— start —

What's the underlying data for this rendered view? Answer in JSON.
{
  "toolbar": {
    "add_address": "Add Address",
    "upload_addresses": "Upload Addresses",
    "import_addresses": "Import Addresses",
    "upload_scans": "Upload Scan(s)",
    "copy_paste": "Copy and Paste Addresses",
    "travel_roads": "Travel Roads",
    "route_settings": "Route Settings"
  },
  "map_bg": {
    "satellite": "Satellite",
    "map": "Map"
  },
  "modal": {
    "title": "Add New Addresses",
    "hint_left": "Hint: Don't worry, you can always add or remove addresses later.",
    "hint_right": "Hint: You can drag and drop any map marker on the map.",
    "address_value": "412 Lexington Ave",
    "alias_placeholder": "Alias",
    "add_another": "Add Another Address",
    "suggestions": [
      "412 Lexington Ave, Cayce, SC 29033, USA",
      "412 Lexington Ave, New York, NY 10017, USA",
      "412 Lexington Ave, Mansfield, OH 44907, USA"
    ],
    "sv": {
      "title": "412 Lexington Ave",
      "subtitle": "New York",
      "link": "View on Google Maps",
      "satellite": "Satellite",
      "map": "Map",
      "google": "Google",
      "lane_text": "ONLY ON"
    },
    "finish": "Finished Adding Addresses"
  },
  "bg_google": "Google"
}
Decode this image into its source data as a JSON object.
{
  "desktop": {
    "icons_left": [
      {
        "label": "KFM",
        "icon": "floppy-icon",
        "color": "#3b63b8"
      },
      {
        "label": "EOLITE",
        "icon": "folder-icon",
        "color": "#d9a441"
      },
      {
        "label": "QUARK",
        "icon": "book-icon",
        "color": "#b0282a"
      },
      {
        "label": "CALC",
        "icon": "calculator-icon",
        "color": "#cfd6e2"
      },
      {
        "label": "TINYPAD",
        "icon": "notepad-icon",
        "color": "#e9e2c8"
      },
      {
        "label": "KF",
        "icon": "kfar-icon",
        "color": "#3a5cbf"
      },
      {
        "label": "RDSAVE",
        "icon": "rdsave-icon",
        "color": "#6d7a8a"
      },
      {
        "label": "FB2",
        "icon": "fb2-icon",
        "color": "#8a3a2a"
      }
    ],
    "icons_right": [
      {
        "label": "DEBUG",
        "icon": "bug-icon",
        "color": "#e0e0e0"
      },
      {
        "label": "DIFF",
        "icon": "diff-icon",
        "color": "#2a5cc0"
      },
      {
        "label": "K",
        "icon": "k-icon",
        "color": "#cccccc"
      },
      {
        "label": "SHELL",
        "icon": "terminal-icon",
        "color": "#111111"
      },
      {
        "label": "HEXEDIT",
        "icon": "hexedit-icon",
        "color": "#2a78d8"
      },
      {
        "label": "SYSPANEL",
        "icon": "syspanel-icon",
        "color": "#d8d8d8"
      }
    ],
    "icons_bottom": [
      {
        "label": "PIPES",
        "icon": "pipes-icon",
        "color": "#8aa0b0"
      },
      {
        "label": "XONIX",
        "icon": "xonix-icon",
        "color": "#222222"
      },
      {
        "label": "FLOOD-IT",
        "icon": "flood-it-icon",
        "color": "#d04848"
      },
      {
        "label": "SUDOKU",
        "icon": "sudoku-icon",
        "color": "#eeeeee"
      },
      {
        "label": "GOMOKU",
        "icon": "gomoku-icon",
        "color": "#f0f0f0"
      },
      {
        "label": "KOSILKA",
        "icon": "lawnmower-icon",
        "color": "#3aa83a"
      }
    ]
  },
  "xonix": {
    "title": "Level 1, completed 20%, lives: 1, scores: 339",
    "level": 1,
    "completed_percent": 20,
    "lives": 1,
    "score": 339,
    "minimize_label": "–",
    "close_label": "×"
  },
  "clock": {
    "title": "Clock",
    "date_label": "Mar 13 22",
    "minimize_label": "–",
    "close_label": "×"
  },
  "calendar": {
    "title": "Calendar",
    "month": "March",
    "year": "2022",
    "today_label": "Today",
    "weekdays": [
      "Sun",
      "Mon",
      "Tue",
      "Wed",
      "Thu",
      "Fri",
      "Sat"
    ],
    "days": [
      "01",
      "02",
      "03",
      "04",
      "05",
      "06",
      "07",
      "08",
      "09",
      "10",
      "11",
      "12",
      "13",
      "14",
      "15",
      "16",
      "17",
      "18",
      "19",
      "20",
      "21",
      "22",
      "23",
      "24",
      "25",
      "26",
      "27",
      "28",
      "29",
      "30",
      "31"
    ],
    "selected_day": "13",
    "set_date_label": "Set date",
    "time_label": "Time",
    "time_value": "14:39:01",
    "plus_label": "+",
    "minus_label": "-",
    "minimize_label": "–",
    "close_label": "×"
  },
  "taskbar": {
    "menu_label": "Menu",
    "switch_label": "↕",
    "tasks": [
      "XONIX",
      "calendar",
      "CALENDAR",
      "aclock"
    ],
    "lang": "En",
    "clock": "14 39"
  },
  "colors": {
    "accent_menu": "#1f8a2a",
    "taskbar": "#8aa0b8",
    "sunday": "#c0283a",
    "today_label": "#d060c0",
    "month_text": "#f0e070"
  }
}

— end —

In full and verbatim, repeat the records given above.

→ Exercise output
What's the underlying data for this rendered view? Answer in JSON.
{
  "toolbar": {
    "add_address": "Add Address",
    "upload_addresses": "Upload Addresses",
    "import_addresses": "Import Addresses",
    "upload_scans": "Upload Scan(s)",
    "copy_paste": "Copy and Paste Addresses",
    "travel_roads": "Travel Roads",
    "route_settings": "Route Settings"
  },
  "map_bg": {
    "satellite": "Satellite",
    "map": "Map"
  },
  "modal": {
    "title": "Add New Addresses",
    "hint_left": "Hint: Don't worry, you can always add or remove addresses later.",
    "hint_right": "Hint: You can drag and drop any map marker on the map.",
    "address_value": "412 Lexington Ave",
    "alias_placeholder": "Alias",
    "add_another": "Add Another Address",
    "suggestions": [
      "412 Lexington Ave, Cayce, SC 29033, USA",
      "412 Lexington Ave, New York, NY 10017, USA",
      "412 Lexington Ave, Mansfield, OH 44907, USA"
    ],
    "sv": {
      "title": "412 Lexington Ave",
      "subtitle": "New York",
      "link": "View on Google Maps",
      "satellite": "Satellite",
      "map": "Map",
      "google": "Google",
      "lane_text": "ONLY ON"
    },
    "finish": "Finished Adding Addresses"
  },
  "bg_google": "Google"
}
Decode this image into its source data as a JSON object.
{
  "desktop": {
    "icons_left": [
      {
        "label": "KFM",
        "icon": "floppy-icon",
        "color": "#3b63b8"
      },
      {
        "label": "EOLITE",
        "icon": "folder-icon",
        "color": "#d9a441"
      },
      {
        "label": "QUARK",
        "icon": "book-icon",
        "color": "#b0282a"
      },
      {
        "label": "CALC",
        "icon": "calculator-icon",
        "color": "#cfd6e2"
      },
      {
        "label": "TINYPAD",
        "icon": "notepad-icon",
        "color": "#e9e2c8"
      },
      {
        "label": "KF",
        "icon": "kfar-icon",
        "color": "#3a5cbf"
      },
      {
        "label": "RDSAVE",
        "icon": "rdsave-icon",
        "color": "#6d7a8a"
      },
      {
        "label": "FB2",
        "icon": "fb2-icon",
        "color": "#8a3a2a"
      }
    ],
    "icons_right": [
      {
        "label": "DEBUG",
        "icon": "bug-icon",
        "color": "#e0e0e0"
      },
      {
        "label": "DIFF",
        "icon": "diff-icon",
        "color": "#2a5cc0"
      },
      {
        "label": "K",
        "icon": "k-icon",
        "color": "#cccccc"
      },
      {
        "label": "SHELL",
        "icon": "terminal-icon",
        "color": "#111111"
      },
      {
        "label": "HEXEDIT",
        "icon": "hexedit-icon",
        "color": "#2a78d8"
      },
      {
        "label": "SYSPANEL",
        "icon": "syspanel-icon",
        "color": "#d8d8d8"
      }
    ],
    "icons_bottom": [
      {
        "label": "PIPES",
        "icon": "pipes-icon",
        "color": "#8aa0b0"
      },
      {
        "label": "XONIX",
        "icon": "xonix-icon",
        "color": "#222222"
      },
      {
        "label": "FLOOD-IT",
        "icon": "flood-it-icon",
        "color": "#d04848"
      },
      {
        "label": "SUDOKU",
        "icon": "sudoku-icon",
        "color": "#eeeeee"
      },
      {
        "label": "GOMOKU",
        "icon": "gomoku-icon",
        "color": "#f0f0f0"
      },
      {
        "label": "KOSILKA",
        "icon": "lawnmower-icon",
        "color": "#3aa83a"
      }
    ]
  },
  "xonix": {
    "title": "Level 1, completed 20%, lives: 1, scores: 339",
    "level": 1,
    "completed_percent": 20,
    "lives": 1,
    "score": 339,
    "minimize_label": "–",
    "close_label": "×"
  },
  "clock": {
    "title": "Clock",
    "date_label": "Mar 13 22",
    "minimize_label": "–",
    "close_label": "×"
  },
  "calendar": {
    "title": "Calendar",
    "month": "March",
    "year": "2022",
    "today_label": "Today",
    "weekdays": [
      "Sun",
      "Mon",
      "Tue",
      "Wed",
      "Thu",
      "Fri",
      "Sat"
    ],
    "days": [
      "01",
      "02",
      "03",
      "04",
      "05",
      "06",
      "07",
      "08",
      "09",
      "10",
      "11",
      "12",
      "13",
      "14",
      "15",
      "16",
      "17",
      "18",
      "19",
      "20",
      "21",
      "22",
      "23",
      "24",
      "25",
      "26",
      "27",
      "28",
      "29",
      "30",
      "31"
    ],
    "selected_day": "13",
    "set_date_label": "Set date",
    "time_label": "Time",
    "time_value": "14:39:01",
    "plus_label": "+",
    "minus_label": "-",
    "minimize_label": "–",
    "close_label": "×"
  },
  "taskbar": {
    "menu_label": "Menu",
    "switch_label": "↕",
    "tasks": [
      "XONIX",
      "calendar",
      "CALENDAR",
      "aclock"
    ],
    "lang": "En",
    "clock": "14 39"
  },
  "colors": {
    "accent_menu": "#1f8a2a",
    "taskbar": "#8aa0b8",
    "sunday": "#c0283a",
    "today_label": "#d060c0",
    "month_text": "#f0e070"
  }
}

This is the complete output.